┏━━
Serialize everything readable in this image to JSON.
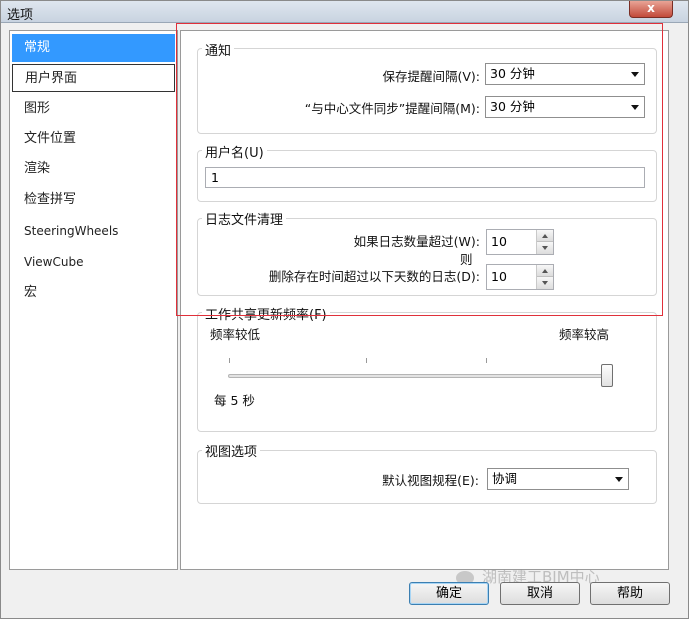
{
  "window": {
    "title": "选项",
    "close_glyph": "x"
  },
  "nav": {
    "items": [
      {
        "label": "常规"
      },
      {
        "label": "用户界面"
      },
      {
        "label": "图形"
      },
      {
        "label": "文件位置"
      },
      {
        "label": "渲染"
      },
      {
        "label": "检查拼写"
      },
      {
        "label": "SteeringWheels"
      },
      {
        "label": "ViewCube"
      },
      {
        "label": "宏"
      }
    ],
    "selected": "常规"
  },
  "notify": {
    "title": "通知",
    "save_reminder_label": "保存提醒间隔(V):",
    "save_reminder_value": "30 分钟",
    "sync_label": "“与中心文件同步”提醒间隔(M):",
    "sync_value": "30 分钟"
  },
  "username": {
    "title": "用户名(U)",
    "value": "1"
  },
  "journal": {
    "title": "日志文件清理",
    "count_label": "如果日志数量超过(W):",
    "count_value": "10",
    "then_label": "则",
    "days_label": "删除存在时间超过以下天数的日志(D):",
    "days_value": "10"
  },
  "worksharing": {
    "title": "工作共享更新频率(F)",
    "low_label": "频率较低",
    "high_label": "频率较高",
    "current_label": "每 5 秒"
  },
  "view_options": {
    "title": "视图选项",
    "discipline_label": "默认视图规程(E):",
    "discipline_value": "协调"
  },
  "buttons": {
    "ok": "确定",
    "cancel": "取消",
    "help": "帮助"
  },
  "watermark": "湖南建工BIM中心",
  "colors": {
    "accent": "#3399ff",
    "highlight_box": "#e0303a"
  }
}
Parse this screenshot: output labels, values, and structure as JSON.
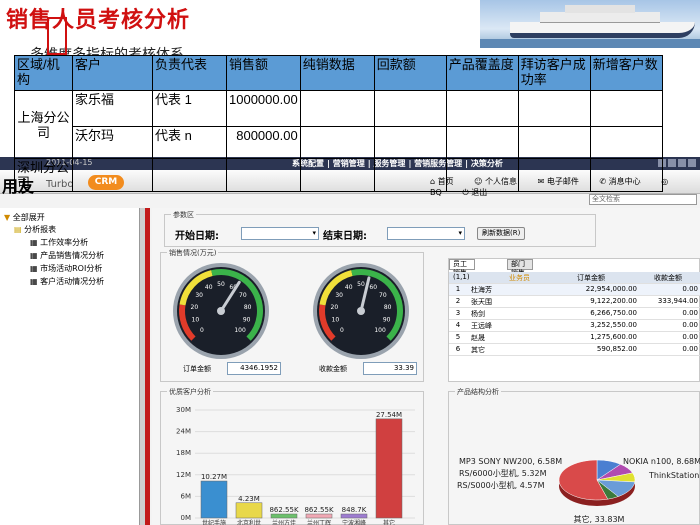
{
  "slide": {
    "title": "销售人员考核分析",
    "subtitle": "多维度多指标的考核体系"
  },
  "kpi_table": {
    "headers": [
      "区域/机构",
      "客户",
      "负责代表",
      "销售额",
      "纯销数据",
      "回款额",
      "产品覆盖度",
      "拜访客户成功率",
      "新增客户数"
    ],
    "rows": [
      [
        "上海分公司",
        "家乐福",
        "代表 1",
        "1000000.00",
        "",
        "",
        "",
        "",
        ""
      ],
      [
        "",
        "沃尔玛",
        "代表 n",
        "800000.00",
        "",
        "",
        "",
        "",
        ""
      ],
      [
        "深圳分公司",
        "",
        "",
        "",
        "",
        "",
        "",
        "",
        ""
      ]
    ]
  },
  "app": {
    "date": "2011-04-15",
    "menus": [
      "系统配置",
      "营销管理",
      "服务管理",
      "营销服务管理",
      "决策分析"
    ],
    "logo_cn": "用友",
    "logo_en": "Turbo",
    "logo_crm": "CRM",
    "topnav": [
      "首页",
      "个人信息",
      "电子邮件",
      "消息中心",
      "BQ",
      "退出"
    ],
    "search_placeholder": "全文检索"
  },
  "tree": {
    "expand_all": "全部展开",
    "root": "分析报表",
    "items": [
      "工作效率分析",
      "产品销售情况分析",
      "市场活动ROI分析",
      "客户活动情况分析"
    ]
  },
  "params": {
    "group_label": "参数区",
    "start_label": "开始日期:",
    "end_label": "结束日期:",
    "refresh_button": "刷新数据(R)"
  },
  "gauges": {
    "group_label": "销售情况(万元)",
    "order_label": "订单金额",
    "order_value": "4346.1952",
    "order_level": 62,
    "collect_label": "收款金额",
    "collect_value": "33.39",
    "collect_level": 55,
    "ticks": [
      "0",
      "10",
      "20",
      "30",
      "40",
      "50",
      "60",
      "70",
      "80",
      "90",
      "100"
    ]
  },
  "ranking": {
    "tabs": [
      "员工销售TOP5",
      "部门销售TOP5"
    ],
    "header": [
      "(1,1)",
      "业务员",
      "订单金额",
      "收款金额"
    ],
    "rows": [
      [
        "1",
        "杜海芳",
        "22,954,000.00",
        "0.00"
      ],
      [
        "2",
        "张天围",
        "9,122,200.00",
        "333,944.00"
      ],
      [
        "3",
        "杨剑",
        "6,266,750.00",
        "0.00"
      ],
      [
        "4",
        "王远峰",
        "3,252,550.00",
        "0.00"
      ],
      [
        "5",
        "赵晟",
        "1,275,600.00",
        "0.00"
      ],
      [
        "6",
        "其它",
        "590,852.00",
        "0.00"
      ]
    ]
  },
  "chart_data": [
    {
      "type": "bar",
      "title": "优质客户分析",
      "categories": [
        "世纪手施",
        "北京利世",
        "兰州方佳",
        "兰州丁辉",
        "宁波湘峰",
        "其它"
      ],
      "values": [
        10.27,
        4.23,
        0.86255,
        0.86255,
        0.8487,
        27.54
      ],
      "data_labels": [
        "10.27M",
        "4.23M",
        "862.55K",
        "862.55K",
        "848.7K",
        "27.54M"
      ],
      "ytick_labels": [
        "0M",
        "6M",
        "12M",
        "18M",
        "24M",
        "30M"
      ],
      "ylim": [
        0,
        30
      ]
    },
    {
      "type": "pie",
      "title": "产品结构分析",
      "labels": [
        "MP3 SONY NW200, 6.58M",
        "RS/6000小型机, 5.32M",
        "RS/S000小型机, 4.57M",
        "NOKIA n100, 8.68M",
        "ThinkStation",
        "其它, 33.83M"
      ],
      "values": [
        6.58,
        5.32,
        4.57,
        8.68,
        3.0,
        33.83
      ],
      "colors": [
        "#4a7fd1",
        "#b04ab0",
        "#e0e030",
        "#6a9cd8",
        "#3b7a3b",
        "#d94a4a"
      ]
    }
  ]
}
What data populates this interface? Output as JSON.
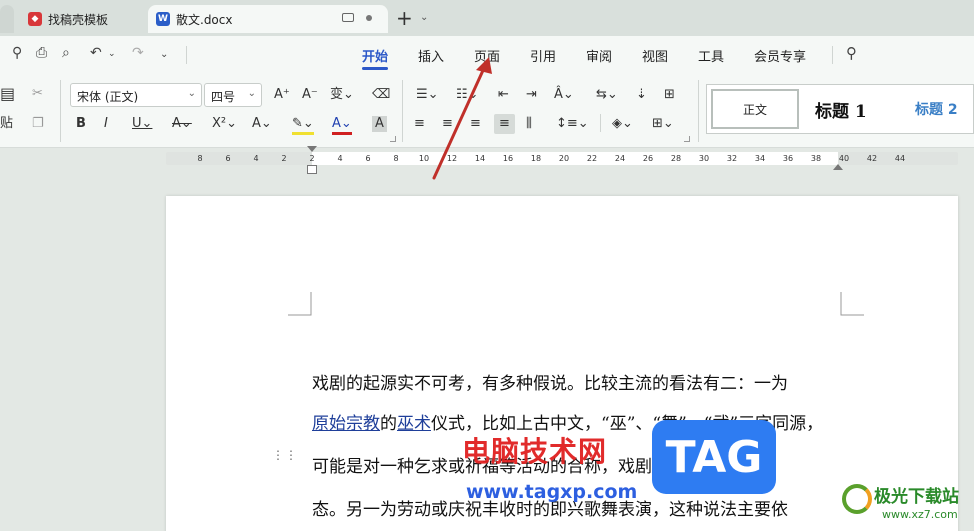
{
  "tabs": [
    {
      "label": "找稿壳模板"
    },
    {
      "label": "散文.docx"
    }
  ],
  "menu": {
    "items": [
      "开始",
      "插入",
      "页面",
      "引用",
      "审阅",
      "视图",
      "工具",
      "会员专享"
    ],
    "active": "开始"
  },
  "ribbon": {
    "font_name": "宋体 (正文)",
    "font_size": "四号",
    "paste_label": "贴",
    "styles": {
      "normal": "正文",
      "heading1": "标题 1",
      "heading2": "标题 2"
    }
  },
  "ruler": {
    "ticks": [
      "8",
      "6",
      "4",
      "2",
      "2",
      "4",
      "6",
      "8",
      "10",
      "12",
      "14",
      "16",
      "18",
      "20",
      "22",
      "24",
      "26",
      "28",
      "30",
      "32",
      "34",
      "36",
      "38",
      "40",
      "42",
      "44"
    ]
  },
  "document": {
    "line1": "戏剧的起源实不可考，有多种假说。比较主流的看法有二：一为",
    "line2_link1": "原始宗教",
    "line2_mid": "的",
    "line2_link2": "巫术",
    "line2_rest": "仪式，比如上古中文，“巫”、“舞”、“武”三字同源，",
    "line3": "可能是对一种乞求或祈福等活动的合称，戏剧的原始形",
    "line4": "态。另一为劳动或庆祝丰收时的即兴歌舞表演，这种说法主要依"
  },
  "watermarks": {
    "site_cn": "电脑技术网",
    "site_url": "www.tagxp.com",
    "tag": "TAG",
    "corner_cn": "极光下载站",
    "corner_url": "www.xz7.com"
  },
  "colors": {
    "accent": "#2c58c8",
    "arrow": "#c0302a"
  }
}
┗━━
Task goal = What comes back should match the records exactly, minus any pictures.

Finished answer =
Serialize everything readable in this image to JSON.
{
  "window": {
    "title": "选项",
    "close_glyph": "x"
  },
  "nav": {
    "items": [
      {
        "label": "常规"
      },
      {
        "label": "用户界面"
      },
      {
        "label": "图形"
      },
      {
        "label": "文件位置"
      },
      {
        "label": "渲染"
      },
      {
        "label": "检查拼写"
      },
      {
        "label": "SteeringWheels"
      },
      {
        "label": "ViewCube"
      },
      {
        "label": "宏"
      }
    ],
    "selected": "常规"
  },
  "notify": {
    "title": "通知",
    "save_reminder_label": "保存提醒间隔(V):",
    "save_reminder_value": "30 分钟",
    "sync_label": "“与中心文件同步”提醒间隔(M):",
    "sync_value": "30 分钟"
  },
  "username": {
    "title": "用户名(U)",
    "value": "1"
  },
  "journal": {
    "title": "日志文件清理",
    "count_label": "如果日志数量超过(W):",
    "count_value": "10",
    "then_label": "则",
    "days_label": "删除存在时间超过以下天数的日志(D):",
    "days_value": "10"
  },
  "worksharing": {
    "title": "工作共享更新频率(F)",
    "low_label": "频率较低",
    "high_label": "频率较高",
    "current_label": "每 5 秒"
  },
  "view_options": {
    "title": "视图选项",
    "discipline_label": "默认视图规程(E):",
    "discipline_value": "协调"
  },
  "buttons": {
    "ok": "确定",
    "cancel": "取消",
    "help": "帮助"
  },
  "watermark": "湖南建工BIM中心",
  "colors": {
    "accent": "#3399ff",
    "highlight_box": "#e0303a"
  }
}
Parse this screenshot: output labels, values, and structure as JSON.
{
  "slide": {
    "title": "销售人员考核分析",
    "subtitle": "多维度多指标的考核体系"
  },
  "kpi_table": {
    "headers": [
      "区域/机构",
      "客户",
      "负责代表",
      "销售额",
      "纯销数据",
      "回款额",
      "产品覆盖度",
      "拜访客户成功率",
      "新增客户数"
    ],
    "rows": [
      [
        "上海分公司",
        "家乐福",
        "代表 1",
        "1000000.00",
        "",
        "",
        "",
        "",
        ""
      ],
      [
        "",
        "沃尔玛",
        "代表 n",
        "800000.00",
        "",
        "",
        "",
        "",
        ""
      ],
      [
        "深圳分公司",
        "",
        "",
        "",
        "",
        "",
        "",
        "",
        ""
      ]
    ]
  },
  "app": {
    "date": "2011-04-15",
    "menus": [
      "系统配置",
      "营销管理",
      "服务管理",
      "营销服务管理",
      "决策分析"
    ],
    "logo_cn": "用友",
    "logo_en": "Turbo",
    "logo_crm": "CRM",
    "topnav": [
      "首页",
      "个人信息",
      "电子邮件",
      "消息中心",
      "BQ",
      "退出"
    ],
    "search_placeholder": "全文检索"
  },
  "tree": {
    "expand_all": "全部展开",
    "root": "分析报表",
    "items": [
      "工作效率分析",
      "产品销售情况分析",
      "市场活动ROI分析",
      "客户活动情况分析"
    ]
  },
  "params": {
    "group_label": "参数区",
    "start_label": "开始日期:",
    "end_label": "结束日期:",
    "refresh_button": "刷新数据(R)"
  },
  "gauges": {
    "group_label": "销售情况(万元)",
    "order_label": "订单金额",
    "order_value": "4346.1952",
    "order_level": 62,
    "collect_label": "收款金额",
    "collect_value": "33.39",
    "collect_level": 55,
    "ticks": [
      "0",
      "10",
      "20",
      "30",
      "40",
      "50",
      "60",
      "70",
      "80",
      "90",
      "100"
    ]
  },
  "ranking": {
    "tabs": [
      "员工销售TOP5",
      "部门销售TOP5"
    ],
    "header": [
      "(1,1)",
      "业务员",
      "订单金额",
      "收款金额"
    ],
    "rows": [
      [
        "1",
        "杜海芳",
        "22,954,000.00",
        "0.00"
      ],
      [
        "2",
        "张天围",
        "9,122,200.00",
        "333,944.00"
      ],
      [
        "3",
        "杨剑",
        "6,266,750.00",
        "0.00"
      ],
      [
        "4",
        "王远峰",
        "3,252,550.00",
        "0.00"
      ],
      [
        "5",
        "赵晟",
        "1,275,600.00",
        "0.00"
      ],
      [
        "6",
        "其它",
        "590,852.00",
        "0.00"
      ]
    ]
  },
  "chart_data": [
    {
      "type": "bar",
      "title": "优质客户分析",
      "categories": [
        "世纪手施",
        "北京利世",
        "兰州方佳",
        "兰州丁辉",
        "宁波湘峰",
        "其它"
      ],
      "values": [
        10.27,
        4.23,
        0.86255,
        0.86255,
        0.8487,
        27.54
      ],
      "data_labels": [
        "10.27M",
        "4.23M",
        "862.55K",
        "862.55K",
        "848.7K",
        "27.54M"
      ],
      "ytick_labels": [
        "0M",
        "6M",
        "12M",
        "18M",
        "24M",
        "30M"
      ],
      "ylim": [
        0,
        30
      ]
    },
    {
      "type": "pie",
      "title": "产品结构分析",
      "labels": [
        "MP3 SONY NW200, 6.58M",
        "RS/6000小型机, 5.32M",
        "RS/S000小型机, 4.57M",
        "NOKIA n100, 8.68M",
        "ThinkStation",
        "其它, 33.83M"
      ],
      "values": [
        6.58,
        5.32,
        4.57,
        8.68,
        3.0,
        33.83
      ],
      "colors": [
        "#4a7fd1",
        "#b04ab0",
        "#e0e030",
        "#6a9cd8",
        "#3b7a3b",
        "#d94a4a"
      ]
    }
  ]
}
What data populates this interface? Output as JSON.
{
  "tabs": [
    {
      "label": "找稿壳模板"
    },
    {
      "label": "散文.docx"
    }
  ],
  "menu": {
    "items": [
      "开始",
      "插入",
      "页面",
      "引用",
      "审阅",
      "视图",
      "工具",
      "会员专享"
    ],
    "active": "开始"
  },
  "ribbon": {
    "font_name": "宋体 (正文)",
    "font_size": "四号",
    "paste_label": "贴",
    "styles": {
      "normal": "正文",
      "heading1": "标题 1",
      "heading2": "标题 2"
    }
  },
  "ruler": {
    "ticks": [
      "8",
      "6",
      "4",
      "2",
      "2",
      "4",
      "6",
      "8",
      "10",
      "12",
      "14",
      "16",
      "18",
      "20",
      "22",
      "24",
      "26",
      "28",
      "30",
      "32",
      "34",
      "36",
      "38",
      "40",
      "42",
      "44"
    ]
  },
  "document": {
    "line1": "戏剧的起源实不可考，有多种假说。比较主流的看法有二：一为",
    "line2_link1": "原始宗教",
    "line2_mid": "的",
    "line2_link2": "巫术",
    "line2_rest": "仪式，比如上古中文，“巫”、“舞”、“武”三字同源，",
    "line3": "可能是对一种乞求或祈福等活动的合称，戏剧的原始形",
    "line4": "态。另一为劳动或庆祝丰收时的即兴歌舞表演，这种说法主要依"
  },
  "watermarks": {
    "site_cn": "电脑技术网",
    "site_url": "www.tagxp.com",
    "tag": "TAG",
    "corner_cn": "极光下载站",
    "corner_url": "www.xz7.com"
  },
  "colors": {
    "accent": "#2c58c8",
    "arrow": "#c0302a"
  }
}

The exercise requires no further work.